Working through the records below, count the lines that include "förfarit". The reply is that number alone.

___ The data

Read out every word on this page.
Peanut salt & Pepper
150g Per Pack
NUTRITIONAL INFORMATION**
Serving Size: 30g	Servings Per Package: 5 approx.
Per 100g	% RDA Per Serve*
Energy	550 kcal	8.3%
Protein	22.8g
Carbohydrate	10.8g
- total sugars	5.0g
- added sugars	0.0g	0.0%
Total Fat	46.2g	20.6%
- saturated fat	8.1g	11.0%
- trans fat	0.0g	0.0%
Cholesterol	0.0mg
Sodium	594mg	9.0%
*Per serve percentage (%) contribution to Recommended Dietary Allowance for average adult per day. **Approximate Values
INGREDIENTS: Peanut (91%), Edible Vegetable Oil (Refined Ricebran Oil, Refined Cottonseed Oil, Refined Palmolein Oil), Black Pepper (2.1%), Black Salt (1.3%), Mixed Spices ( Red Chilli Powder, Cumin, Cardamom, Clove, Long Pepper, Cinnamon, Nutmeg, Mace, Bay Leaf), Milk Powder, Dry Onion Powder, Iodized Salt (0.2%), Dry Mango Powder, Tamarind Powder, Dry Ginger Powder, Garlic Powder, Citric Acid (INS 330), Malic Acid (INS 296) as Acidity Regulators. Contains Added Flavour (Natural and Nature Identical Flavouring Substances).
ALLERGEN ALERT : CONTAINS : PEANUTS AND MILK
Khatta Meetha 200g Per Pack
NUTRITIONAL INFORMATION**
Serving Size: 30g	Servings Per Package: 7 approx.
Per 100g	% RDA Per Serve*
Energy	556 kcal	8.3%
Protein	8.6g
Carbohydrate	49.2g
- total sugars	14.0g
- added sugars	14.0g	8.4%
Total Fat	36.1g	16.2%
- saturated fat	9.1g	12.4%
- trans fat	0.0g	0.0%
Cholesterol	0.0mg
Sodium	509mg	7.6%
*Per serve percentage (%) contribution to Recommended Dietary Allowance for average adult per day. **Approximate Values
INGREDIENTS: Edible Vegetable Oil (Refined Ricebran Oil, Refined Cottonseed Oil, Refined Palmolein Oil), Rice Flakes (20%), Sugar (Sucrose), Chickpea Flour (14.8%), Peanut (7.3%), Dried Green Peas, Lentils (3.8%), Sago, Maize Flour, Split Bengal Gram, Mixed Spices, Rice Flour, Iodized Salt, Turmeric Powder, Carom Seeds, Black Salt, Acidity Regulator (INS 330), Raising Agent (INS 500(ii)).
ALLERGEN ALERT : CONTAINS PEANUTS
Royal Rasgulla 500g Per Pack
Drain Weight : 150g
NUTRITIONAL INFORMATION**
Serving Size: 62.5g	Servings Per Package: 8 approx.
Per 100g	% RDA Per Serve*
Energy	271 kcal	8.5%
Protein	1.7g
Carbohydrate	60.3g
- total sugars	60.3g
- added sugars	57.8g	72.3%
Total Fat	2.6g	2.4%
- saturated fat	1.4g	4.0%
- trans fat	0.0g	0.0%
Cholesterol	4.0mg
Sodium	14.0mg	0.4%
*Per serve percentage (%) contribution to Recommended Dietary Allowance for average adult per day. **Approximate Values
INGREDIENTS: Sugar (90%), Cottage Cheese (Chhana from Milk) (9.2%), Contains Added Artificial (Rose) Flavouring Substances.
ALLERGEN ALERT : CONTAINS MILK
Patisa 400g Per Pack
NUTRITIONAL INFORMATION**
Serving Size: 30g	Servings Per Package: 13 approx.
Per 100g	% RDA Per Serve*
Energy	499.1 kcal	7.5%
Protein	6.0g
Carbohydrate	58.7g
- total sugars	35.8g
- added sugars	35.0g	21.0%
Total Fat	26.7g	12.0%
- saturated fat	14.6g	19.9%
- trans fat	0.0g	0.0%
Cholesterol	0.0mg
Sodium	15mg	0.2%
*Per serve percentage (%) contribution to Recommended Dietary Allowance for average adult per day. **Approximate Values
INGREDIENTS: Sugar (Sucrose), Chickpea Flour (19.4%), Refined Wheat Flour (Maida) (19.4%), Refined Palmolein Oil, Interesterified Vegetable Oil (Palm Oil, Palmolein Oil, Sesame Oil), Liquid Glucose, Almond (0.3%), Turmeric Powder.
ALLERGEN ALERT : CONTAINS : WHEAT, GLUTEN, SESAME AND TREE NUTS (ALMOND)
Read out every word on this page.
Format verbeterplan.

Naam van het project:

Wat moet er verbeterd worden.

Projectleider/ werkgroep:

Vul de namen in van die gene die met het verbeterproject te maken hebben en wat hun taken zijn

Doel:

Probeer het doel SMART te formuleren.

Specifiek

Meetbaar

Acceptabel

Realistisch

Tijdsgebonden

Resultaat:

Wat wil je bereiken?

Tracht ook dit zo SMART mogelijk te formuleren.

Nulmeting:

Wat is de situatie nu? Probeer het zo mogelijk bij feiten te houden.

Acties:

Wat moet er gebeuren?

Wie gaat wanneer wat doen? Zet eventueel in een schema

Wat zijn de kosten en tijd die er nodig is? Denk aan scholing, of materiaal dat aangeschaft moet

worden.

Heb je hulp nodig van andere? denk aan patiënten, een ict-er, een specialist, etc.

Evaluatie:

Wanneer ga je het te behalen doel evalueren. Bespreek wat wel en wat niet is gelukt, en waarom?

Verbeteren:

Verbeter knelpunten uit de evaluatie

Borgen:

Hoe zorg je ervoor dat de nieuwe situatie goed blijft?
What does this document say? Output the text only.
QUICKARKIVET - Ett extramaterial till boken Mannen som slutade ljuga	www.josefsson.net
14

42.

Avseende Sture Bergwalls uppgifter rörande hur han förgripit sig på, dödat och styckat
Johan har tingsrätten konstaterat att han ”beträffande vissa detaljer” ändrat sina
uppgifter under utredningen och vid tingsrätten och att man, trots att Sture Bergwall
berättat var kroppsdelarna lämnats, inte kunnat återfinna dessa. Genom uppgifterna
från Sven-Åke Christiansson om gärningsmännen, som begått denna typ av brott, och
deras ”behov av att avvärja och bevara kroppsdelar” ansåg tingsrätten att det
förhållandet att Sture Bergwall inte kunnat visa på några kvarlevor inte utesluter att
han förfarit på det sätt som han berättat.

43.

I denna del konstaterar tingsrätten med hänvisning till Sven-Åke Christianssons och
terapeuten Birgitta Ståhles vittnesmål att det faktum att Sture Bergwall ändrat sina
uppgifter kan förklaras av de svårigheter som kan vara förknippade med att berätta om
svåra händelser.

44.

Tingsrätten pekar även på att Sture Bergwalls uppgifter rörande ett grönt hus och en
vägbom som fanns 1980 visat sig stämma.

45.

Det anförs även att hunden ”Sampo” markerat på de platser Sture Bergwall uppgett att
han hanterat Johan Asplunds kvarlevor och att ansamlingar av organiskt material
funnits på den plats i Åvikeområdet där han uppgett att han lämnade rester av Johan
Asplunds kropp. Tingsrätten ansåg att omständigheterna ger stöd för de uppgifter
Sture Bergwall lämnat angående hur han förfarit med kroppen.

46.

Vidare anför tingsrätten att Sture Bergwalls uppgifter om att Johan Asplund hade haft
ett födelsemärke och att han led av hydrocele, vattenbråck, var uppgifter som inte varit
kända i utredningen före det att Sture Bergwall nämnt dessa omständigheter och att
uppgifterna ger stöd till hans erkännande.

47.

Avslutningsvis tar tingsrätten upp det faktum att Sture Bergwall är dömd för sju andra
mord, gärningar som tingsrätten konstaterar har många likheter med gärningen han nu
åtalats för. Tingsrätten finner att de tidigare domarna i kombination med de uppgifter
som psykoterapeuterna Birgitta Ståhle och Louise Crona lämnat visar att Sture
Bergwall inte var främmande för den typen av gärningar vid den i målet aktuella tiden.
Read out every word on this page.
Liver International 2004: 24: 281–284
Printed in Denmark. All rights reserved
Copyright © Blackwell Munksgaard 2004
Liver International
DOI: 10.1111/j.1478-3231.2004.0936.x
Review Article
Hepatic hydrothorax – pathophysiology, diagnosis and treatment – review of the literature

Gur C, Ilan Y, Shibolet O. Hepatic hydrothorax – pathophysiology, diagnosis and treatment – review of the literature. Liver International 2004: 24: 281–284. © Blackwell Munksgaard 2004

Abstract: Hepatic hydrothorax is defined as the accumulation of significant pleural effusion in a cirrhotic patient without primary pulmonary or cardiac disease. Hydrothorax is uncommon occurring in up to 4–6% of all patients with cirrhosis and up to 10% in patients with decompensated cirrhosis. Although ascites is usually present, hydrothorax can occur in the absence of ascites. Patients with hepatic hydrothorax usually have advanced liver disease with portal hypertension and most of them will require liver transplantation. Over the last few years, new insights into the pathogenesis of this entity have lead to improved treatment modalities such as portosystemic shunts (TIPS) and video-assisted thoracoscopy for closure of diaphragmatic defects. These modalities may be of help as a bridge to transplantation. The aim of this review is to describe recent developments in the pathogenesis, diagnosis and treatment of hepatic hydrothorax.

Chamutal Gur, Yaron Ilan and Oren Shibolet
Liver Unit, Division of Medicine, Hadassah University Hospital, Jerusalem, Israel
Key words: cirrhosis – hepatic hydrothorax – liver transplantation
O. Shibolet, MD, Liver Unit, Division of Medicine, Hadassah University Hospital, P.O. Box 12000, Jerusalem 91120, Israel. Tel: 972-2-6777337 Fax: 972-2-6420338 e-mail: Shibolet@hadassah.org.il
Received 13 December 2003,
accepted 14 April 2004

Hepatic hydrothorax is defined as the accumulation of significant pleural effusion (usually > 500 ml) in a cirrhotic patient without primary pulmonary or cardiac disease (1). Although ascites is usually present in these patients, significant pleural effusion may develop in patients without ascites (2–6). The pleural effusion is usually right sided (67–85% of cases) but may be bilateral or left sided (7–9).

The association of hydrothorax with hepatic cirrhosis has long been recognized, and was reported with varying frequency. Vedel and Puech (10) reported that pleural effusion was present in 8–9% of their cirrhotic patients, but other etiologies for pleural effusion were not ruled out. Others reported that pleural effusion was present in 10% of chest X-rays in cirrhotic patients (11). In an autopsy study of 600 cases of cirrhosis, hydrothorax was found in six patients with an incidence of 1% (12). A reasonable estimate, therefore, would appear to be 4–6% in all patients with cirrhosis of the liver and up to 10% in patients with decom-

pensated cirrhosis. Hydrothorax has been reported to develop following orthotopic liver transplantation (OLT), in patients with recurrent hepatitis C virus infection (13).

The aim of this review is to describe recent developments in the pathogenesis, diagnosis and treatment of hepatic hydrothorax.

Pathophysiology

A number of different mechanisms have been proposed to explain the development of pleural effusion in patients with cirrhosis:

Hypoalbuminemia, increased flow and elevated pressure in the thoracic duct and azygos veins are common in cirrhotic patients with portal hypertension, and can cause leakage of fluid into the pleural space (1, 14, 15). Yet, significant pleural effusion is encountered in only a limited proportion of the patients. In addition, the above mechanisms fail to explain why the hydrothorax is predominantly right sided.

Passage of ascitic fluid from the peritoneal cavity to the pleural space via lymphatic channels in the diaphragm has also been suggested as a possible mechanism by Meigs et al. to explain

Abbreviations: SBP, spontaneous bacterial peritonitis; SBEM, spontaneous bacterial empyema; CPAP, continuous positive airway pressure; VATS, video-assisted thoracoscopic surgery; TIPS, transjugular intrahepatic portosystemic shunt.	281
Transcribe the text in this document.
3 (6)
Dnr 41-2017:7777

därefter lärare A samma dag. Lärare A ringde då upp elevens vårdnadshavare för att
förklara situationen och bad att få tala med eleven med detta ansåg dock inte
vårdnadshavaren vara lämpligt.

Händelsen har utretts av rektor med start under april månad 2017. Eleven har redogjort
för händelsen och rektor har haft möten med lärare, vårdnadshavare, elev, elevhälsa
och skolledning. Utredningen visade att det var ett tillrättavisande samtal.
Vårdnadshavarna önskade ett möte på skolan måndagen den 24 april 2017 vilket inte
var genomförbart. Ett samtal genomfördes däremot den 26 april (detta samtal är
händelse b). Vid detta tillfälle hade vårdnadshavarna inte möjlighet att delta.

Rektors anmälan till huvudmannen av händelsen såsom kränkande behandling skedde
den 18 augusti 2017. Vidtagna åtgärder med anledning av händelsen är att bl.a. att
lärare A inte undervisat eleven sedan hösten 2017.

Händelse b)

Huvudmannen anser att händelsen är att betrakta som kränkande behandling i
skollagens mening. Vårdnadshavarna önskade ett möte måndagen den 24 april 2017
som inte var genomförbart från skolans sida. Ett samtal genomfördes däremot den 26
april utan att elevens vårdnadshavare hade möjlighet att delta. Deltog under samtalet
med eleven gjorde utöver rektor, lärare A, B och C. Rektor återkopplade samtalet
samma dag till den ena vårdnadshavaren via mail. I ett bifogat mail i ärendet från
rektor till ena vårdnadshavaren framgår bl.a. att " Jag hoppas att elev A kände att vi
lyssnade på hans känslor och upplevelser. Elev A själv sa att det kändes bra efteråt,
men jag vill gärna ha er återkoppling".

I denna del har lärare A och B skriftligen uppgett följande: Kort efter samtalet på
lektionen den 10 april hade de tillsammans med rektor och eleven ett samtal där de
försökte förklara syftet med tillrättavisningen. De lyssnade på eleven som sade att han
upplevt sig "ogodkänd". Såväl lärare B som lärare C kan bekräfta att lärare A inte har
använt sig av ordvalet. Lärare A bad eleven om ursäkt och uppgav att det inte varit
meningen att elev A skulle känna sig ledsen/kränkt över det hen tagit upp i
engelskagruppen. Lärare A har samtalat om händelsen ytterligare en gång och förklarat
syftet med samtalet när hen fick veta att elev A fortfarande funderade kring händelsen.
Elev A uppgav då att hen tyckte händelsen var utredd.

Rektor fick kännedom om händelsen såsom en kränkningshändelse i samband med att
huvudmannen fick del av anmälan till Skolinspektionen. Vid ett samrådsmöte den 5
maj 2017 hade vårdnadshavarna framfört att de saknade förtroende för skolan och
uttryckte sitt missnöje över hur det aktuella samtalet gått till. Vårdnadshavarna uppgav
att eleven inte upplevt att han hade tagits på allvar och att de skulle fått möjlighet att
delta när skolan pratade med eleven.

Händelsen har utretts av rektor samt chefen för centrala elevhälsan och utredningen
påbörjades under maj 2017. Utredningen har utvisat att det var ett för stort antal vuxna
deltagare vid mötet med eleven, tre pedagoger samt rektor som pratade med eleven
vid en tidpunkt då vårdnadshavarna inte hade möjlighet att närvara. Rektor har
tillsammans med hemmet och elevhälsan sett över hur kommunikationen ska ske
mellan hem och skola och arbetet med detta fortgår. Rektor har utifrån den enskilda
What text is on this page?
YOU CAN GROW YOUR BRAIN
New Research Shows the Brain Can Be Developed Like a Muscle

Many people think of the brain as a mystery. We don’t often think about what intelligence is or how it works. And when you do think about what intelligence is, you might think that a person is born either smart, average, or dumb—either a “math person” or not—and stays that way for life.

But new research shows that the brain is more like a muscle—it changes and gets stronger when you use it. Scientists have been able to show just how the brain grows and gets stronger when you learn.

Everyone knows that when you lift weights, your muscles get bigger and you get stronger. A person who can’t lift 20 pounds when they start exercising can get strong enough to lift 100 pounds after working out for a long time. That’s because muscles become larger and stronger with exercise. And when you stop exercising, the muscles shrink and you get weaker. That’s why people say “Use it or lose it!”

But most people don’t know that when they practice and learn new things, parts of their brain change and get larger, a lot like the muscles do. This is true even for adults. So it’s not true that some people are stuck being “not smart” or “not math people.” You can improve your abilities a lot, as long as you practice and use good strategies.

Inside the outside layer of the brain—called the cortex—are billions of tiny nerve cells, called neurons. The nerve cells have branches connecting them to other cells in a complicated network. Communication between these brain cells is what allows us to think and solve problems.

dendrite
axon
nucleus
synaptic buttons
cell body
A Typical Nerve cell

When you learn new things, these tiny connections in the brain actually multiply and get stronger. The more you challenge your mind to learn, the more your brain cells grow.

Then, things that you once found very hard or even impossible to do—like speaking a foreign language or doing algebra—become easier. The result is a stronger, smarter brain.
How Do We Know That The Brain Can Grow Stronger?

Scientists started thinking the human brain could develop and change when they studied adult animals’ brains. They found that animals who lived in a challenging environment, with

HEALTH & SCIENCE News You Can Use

______

- **Answer to this problem**
2